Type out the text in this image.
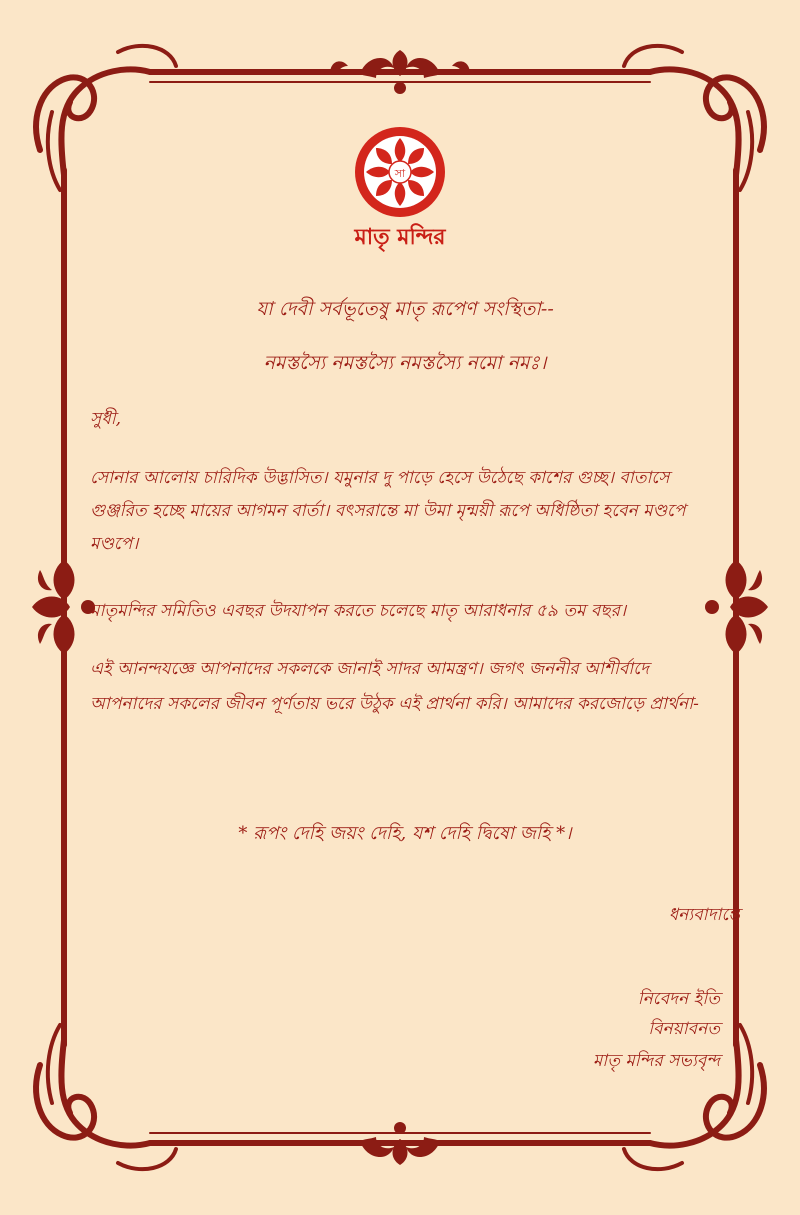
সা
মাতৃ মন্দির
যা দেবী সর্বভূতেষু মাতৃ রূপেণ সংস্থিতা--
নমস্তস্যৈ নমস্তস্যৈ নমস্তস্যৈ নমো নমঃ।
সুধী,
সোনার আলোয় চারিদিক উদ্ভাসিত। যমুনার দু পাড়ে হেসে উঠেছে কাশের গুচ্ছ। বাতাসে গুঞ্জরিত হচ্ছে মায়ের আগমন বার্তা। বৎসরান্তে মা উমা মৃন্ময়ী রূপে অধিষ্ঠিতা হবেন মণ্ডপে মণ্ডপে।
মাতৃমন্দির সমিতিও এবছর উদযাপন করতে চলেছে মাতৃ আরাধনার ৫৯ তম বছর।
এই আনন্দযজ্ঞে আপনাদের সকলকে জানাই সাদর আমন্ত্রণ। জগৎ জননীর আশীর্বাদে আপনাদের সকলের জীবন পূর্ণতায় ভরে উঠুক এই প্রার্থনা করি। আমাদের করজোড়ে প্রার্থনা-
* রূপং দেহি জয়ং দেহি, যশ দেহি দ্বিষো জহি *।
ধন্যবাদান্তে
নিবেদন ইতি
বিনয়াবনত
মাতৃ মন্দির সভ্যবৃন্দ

● ● ●

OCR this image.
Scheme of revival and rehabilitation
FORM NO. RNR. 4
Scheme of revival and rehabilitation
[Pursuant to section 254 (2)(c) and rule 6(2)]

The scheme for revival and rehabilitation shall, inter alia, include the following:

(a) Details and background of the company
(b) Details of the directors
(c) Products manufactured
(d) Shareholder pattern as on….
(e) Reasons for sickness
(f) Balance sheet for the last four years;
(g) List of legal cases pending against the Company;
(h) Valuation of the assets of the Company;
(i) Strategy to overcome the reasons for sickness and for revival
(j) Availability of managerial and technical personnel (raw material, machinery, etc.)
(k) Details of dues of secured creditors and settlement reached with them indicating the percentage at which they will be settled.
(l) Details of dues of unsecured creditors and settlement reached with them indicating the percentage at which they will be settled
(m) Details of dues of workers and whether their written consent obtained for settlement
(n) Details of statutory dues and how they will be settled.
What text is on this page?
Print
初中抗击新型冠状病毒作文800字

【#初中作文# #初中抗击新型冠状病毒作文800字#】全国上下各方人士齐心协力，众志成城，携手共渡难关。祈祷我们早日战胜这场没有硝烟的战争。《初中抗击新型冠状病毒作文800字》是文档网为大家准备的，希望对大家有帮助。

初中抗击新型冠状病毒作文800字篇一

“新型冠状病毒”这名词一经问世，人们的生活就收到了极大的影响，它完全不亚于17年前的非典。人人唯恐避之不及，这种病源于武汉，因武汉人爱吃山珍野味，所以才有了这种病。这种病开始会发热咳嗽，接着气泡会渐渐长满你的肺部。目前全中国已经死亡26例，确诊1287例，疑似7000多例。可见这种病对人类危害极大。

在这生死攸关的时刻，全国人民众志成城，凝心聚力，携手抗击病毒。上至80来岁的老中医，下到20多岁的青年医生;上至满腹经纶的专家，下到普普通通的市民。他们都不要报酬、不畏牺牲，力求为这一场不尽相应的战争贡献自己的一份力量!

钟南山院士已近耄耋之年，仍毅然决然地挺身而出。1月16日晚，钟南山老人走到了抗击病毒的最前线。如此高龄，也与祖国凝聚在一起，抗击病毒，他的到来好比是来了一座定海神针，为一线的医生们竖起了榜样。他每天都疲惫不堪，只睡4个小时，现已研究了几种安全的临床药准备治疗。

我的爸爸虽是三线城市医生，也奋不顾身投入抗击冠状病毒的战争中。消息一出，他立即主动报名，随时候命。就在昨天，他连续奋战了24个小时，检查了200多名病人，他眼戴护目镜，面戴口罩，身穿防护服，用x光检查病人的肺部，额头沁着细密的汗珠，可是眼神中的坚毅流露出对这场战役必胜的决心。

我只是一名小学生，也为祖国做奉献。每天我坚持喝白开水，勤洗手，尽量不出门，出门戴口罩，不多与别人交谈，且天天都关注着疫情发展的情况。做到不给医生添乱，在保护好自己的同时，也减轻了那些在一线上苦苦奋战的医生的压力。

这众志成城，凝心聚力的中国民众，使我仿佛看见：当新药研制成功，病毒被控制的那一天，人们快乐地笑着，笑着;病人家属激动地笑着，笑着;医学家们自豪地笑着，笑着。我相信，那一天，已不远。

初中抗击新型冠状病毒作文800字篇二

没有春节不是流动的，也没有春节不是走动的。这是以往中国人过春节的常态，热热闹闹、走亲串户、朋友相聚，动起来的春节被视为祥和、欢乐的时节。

● ● ●

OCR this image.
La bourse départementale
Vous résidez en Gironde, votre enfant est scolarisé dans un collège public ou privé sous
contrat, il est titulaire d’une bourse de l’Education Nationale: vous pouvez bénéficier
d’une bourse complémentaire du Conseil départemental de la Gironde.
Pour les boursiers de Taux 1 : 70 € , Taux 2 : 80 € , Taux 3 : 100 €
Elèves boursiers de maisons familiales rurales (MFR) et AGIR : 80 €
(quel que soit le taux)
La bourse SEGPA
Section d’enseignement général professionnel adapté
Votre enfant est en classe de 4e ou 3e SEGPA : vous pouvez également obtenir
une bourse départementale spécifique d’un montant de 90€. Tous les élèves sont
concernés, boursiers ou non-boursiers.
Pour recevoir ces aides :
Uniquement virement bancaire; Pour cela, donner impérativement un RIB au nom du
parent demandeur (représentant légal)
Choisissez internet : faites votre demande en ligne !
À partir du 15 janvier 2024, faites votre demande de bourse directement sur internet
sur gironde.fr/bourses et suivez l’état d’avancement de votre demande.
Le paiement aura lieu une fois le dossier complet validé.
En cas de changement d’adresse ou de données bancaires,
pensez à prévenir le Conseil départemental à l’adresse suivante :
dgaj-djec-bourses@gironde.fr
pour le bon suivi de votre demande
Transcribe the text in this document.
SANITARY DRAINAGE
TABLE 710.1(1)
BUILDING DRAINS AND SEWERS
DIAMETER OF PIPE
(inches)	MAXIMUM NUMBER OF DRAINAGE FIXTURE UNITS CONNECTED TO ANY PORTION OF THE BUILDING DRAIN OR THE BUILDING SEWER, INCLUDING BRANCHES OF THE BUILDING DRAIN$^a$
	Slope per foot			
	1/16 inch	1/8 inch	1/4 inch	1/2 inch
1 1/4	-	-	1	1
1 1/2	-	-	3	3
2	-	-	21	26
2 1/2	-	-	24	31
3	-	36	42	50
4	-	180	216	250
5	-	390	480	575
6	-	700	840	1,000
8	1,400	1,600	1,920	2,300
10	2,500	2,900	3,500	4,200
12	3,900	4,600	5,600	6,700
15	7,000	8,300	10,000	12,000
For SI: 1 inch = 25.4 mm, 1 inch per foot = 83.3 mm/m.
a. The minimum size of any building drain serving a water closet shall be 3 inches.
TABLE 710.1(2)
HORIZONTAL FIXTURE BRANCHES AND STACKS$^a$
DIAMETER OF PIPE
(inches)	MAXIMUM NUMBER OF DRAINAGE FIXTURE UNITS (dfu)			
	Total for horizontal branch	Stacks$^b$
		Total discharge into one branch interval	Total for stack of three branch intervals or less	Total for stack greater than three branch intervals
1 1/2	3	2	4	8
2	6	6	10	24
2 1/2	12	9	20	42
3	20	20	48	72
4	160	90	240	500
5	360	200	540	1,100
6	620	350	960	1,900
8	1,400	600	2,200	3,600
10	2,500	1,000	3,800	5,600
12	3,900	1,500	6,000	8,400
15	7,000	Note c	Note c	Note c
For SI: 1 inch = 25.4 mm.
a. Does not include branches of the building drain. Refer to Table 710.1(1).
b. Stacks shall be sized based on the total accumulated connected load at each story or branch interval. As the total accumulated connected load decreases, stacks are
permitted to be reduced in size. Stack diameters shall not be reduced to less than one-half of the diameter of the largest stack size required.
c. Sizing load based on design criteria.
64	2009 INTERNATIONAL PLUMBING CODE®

● ● ●

(WHAT THE TASK ASKS): Check each line of the records for the string "less" and state how many lines contain it. Give only the number.

(WRITTEN SOLUTION): 2